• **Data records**
◆ ◆ ◆ ◆ ◆ ◆ ◆
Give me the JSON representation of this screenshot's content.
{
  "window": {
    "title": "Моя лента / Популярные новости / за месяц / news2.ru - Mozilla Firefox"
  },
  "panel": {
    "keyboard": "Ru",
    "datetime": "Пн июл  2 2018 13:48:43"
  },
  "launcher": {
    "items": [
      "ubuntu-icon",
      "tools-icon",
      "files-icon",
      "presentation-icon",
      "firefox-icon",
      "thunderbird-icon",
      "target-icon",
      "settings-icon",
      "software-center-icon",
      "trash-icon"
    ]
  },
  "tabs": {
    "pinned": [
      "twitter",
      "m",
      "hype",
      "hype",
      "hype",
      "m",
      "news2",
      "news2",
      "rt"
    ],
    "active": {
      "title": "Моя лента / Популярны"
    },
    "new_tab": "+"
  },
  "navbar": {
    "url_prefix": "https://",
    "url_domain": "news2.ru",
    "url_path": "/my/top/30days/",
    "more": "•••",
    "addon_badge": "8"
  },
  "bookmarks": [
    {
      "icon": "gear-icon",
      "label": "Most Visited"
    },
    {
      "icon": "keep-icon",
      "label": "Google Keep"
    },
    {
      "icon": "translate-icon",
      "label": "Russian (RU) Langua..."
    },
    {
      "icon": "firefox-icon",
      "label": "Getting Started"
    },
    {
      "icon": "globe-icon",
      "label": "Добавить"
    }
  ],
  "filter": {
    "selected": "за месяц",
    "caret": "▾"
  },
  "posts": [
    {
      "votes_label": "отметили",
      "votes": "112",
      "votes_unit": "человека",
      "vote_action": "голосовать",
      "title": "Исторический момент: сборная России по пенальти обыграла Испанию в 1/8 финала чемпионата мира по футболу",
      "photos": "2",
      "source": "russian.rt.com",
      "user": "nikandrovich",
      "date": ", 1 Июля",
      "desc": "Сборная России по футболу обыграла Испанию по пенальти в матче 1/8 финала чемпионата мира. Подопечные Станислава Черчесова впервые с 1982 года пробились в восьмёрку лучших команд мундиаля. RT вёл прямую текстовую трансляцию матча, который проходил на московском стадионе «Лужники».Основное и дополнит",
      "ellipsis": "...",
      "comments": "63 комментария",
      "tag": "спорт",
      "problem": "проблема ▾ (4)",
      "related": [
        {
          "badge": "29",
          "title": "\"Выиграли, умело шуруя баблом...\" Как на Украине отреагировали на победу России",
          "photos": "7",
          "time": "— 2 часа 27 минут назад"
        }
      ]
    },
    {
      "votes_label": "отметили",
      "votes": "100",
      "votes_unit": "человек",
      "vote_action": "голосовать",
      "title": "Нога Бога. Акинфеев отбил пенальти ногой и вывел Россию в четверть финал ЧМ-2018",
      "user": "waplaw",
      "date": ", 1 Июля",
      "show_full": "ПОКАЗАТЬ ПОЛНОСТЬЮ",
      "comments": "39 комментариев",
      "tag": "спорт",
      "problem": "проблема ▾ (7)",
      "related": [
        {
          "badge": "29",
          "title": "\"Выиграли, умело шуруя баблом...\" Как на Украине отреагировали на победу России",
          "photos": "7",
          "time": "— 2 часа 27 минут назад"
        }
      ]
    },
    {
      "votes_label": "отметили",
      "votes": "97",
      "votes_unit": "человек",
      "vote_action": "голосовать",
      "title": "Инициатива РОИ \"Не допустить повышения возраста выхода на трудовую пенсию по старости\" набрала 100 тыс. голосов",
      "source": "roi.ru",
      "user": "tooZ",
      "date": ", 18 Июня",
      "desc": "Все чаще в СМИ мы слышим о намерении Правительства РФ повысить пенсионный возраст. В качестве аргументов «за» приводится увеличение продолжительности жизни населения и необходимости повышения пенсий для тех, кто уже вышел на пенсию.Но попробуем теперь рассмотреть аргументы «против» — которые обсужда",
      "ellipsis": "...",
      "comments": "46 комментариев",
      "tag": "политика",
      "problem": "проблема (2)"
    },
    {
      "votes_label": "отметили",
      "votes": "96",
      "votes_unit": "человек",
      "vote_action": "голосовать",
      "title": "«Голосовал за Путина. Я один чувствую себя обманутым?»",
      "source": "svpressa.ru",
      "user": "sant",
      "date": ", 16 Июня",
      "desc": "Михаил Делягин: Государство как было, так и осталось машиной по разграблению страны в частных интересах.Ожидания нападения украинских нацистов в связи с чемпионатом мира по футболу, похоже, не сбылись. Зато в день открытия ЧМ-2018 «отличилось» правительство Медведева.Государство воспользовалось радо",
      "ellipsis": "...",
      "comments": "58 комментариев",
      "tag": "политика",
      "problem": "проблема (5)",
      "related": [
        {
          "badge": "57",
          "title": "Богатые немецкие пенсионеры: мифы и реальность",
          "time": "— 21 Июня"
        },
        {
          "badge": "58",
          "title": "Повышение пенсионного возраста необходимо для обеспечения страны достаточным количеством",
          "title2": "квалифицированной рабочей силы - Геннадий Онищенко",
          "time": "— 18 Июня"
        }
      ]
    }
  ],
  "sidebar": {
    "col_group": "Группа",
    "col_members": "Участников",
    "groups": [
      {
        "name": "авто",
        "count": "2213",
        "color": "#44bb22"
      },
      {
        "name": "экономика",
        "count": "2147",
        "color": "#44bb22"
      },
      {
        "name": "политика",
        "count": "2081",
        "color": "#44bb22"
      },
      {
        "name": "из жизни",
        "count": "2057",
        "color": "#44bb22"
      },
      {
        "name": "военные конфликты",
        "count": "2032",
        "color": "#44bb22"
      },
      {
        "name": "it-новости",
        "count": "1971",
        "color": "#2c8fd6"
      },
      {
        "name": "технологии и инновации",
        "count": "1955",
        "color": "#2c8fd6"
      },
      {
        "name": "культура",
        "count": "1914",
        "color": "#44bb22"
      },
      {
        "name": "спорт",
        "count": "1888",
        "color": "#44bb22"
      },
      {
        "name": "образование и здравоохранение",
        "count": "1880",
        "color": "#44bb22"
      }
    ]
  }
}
◆ ◆ ◆ ◆ ◆ ◆ ◆
• **Exercise aim**
Only the number is wanted: how many lines in the entries above contain the word "новости"?

• **Result below**
2